Your goal: Pictures aside, quote the whole listing exactly.

Information provided:
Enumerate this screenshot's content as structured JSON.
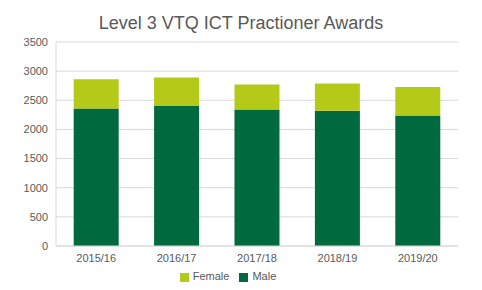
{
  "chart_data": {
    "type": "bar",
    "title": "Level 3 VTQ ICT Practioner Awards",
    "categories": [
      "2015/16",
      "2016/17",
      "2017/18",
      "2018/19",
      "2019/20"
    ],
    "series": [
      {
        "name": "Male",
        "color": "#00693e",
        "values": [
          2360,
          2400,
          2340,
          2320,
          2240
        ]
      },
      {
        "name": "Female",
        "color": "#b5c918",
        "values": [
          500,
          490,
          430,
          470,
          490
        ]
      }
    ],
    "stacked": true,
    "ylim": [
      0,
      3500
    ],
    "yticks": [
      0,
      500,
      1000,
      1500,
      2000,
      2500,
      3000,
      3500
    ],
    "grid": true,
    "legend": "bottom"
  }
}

Solution to this exercise:
Enumerate this screenshot's content as structured JSON.
{
  "chart_data": {
    "type": "bar",
    "title": "Level 3 VTQ ICT Practioner Awards",
    "categories": [
      "2015/16",
      "2016/17",
      "2017/18",
      "2018/19",
      "2019/20"
    ],
    "series": [
      {
        "name": "Male",
        "color": "#00693e",
        "values": [
          2360,
          2400,
          2340,
          2320,
          2240
        ]
      },
      {
        "name": "Female",
        "color": "#b5c918",
        "values": [
          500,
          490,
          430,
          470,
          490
        ]
      }
    ],
    "stacked": true,
    "ylim": [
      0,
      3500
    ],
    "yticks": [
      0,
      500,
      1000,
      1500,
      2000,
      2500,
      3000,
      3500
    ],
    "grid": true,
    "legend": "bottom"
  }
}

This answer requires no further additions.